**What you should do**. Please count the lines in the entries below that contain the string "region", with case counting, and give only that number.

**Raw records**.
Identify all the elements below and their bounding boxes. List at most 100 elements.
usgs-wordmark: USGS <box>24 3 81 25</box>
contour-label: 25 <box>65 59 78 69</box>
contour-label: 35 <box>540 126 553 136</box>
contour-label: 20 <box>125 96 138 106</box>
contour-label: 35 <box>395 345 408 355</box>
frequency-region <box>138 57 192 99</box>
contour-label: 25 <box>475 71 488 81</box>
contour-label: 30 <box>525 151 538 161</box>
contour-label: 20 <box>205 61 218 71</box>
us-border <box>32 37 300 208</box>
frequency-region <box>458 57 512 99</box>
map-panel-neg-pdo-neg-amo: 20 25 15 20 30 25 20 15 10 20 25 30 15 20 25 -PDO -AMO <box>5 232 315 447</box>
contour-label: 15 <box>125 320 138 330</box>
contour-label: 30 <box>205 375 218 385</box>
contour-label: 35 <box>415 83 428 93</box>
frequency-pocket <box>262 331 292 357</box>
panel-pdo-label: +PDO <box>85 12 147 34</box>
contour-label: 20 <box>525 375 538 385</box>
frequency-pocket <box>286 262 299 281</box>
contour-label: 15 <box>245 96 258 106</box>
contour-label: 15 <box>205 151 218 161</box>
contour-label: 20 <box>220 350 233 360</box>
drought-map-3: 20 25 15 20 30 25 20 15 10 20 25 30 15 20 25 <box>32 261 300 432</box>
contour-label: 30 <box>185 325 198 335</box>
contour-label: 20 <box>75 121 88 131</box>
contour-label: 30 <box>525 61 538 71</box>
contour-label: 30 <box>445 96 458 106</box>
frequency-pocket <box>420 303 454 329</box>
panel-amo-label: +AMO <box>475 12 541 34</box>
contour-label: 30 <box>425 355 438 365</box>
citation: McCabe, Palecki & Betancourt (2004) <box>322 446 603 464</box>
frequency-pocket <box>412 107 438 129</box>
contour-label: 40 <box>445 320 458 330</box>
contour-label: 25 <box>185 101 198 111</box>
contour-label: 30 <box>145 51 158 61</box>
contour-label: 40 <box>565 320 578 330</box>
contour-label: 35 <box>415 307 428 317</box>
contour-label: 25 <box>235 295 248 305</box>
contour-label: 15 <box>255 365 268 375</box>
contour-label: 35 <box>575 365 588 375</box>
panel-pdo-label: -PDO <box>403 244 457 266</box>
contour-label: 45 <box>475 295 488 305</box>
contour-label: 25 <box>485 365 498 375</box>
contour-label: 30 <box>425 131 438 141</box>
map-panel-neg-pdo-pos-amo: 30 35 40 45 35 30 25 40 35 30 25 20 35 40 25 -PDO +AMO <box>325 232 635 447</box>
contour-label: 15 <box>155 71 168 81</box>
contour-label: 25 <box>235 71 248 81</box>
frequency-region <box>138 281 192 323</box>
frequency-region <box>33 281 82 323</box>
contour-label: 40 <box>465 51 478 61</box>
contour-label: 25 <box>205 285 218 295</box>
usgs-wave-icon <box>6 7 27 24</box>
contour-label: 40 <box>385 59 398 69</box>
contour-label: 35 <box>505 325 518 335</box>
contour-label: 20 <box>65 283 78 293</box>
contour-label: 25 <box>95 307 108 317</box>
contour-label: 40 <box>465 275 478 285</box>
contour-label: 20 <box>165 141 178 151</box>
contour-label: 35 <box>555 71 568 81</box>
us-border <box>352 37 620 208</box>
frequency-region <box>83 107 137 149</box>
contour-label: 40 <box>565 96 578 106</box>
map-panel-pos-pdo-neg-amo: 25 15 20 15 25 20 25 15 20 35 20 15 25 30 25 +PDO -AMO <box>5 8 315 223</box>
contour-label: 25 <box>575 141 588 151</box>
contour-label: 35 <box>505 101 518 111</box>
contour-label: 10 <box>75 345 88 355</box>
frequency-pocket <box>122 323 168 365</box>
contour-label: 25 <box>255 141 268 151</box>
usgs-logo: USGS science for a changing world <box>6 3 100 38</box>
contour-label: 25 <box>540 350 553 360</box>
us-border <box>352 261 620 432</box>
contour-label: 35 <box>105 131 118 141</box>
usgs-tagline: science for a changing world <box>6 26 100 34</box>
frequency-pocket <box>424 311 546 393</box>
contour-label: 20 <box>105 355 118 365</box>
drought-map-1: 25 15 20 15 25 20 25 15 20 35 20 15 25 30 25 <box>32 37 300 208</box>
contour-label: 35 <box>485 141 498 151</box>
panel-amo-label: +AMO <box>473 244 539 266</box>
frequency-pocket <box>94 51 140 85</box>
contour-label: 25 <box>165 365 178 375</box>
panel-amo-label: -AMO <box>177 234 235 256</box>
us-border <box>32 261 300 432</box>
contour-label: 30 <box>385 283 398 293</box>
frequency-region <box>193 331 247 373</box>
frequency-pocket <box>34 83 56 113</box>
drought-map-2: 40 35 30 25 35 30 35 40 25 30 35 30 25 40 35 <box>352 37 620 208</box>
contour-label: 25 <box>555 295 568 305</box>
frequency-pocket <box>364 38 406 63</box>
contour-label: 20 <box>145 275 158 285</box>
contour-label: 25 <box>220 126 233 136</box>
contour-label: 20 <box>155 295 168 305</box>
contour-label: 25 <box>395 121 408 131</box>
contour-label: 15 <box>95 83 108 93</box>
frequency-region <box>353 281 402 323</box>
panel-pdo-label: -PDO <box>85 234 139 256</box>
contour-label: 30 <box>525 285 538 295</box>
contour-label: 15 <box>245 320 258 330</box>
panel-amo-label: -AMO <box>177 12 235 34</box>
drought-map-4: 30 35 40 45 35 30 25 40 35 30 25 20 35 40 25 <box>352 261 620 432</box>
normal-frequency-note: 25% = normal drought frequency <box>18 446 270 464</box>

**Full answer**. 7